# START OF INPUT RECORDS

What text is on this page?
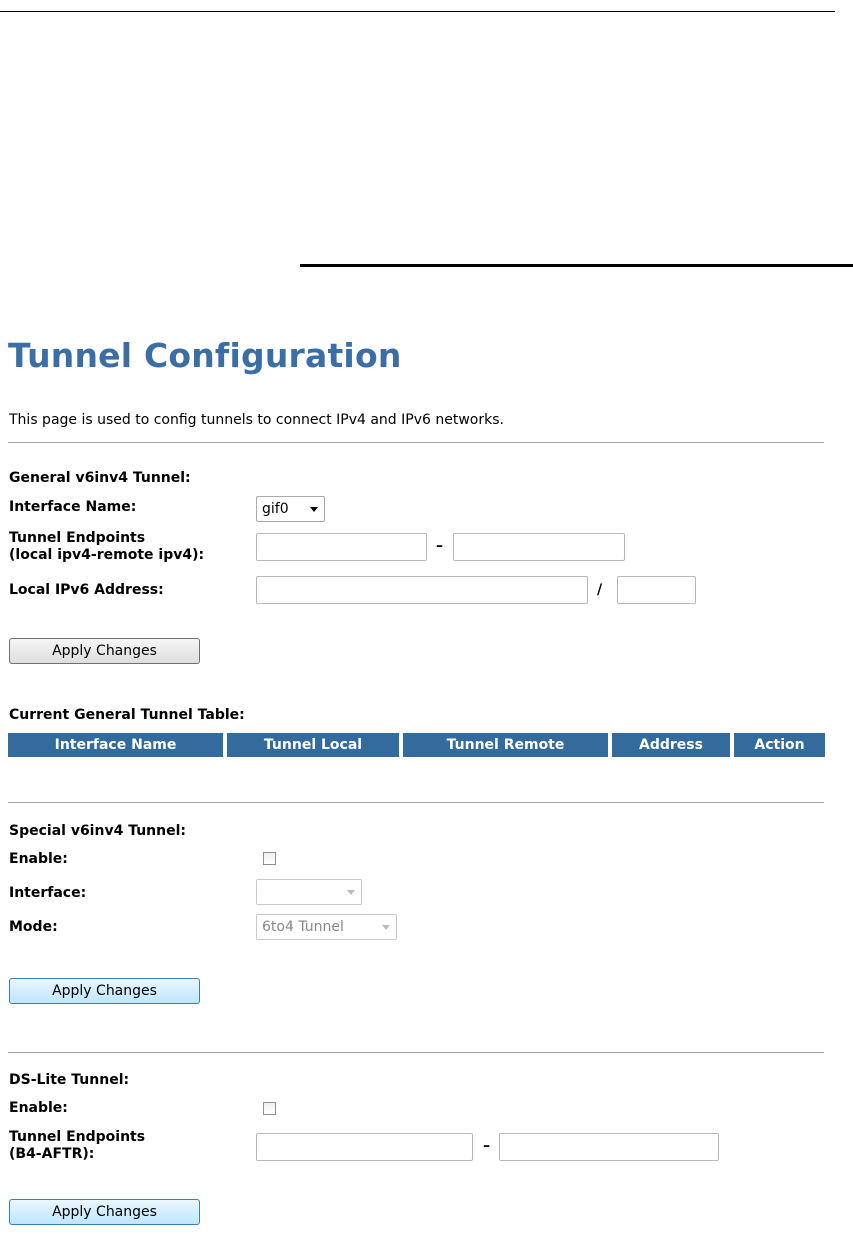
Tunnel Configuration
This page is used to config tunnels to connect IPv4 and IPv6 networks.
General v6inv4 Tunnel:
Interface Name:	gif0
Tunnel Endpoints
(local ipv4-remote ipv4):
–
Local IPv6 Address:	/
Apply Changes
Current General Tunnel Table:
Interface Name	Tunnel Local	Tunnel Remote	Address	Action
Special v6inv4 Tunnel:
Enable:
Interface:
Mode:	6to4 Tunnel
Apply Changes
DS-Lite Tunnel:
Enable:
Tunnel Endpoints
(B4-AFTR):	–
Apply Changes
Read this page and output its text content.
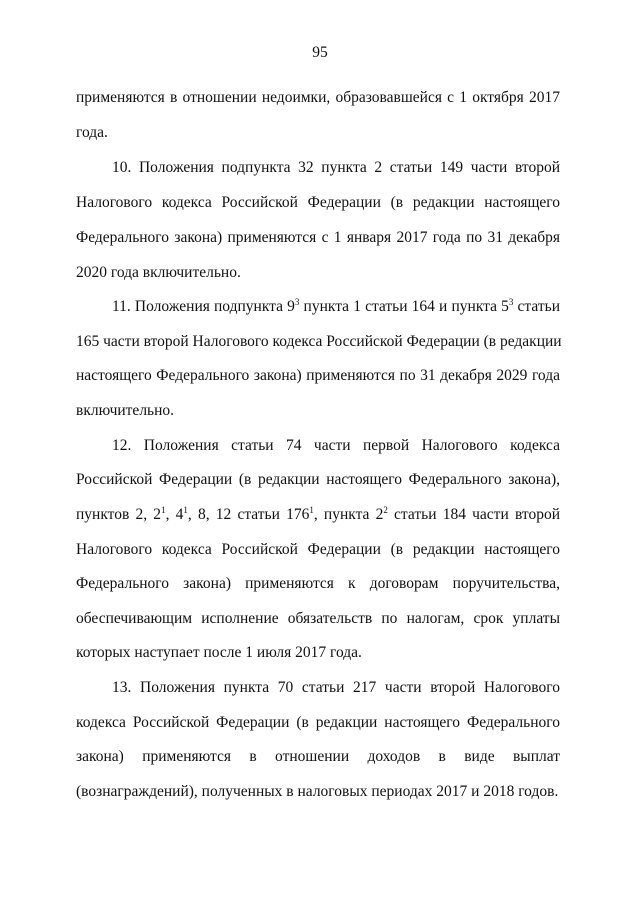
95
применяются в отношении недоимки, образовавшейся с 1 октября 2017
года.
10. Положения подпункта 32 пункта 2 статьи 149 части второй
Налогового кодекса Российской Федерации (в редакции настоящего
Федерального закона) применяются с 1 января 2017 года по 31 декабря
2020 года включительно.
11. Положения подпункта $9^3$ пункта 1 статьи 164 и пункта $5^3$ статьи
165 части второй Налогового кодекса Российской Федерации (в редакции
настоящего Федерального закона) применяются по 31 декабря 2029 года
включительно.
12. Положения статьи 74 части первой Налогового кодекса
Российской Федерации (в редакции настоящего Федерального закона),
пунктов 2, $2^1$, $4^1$, 8, 12 статьи $176^1$, пункта $2^2$ статьи 184 части второй
Налогового кодекса Российской Федерации (в редакции настоящего
Федерального закона) применяются к договорам поручительства,
обеспечивающим исполнение обязательств по налогам, срок уплаты
которых наступает после 1 июля 2017 года.
13. Положения пункта 70 статьи 217 части второй Налогового
кодекса Российской Федерации (в редакции настоящего Федерального
закона) применяются в отношении доходов в виде выплат
(вознаграждений), полученных в налоговых периодах 2017 и 2018 годов.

# END OF INPUT RECORDS

**AIM OF THE TASK:**
Where a line contains the string "закона", extract that line.

**TASK RESULT:**
Федерального закона) применяются с 1 января 2017 года по 31 декабря
настоящего Федерального закона) применяются по 31 декабря 2029 года
Российской Федерации (в редакции настоящего Федерального закона),
Федерального закона) применяются к договорам поручительства,
закона) применяются в отношении доходов в виде выплат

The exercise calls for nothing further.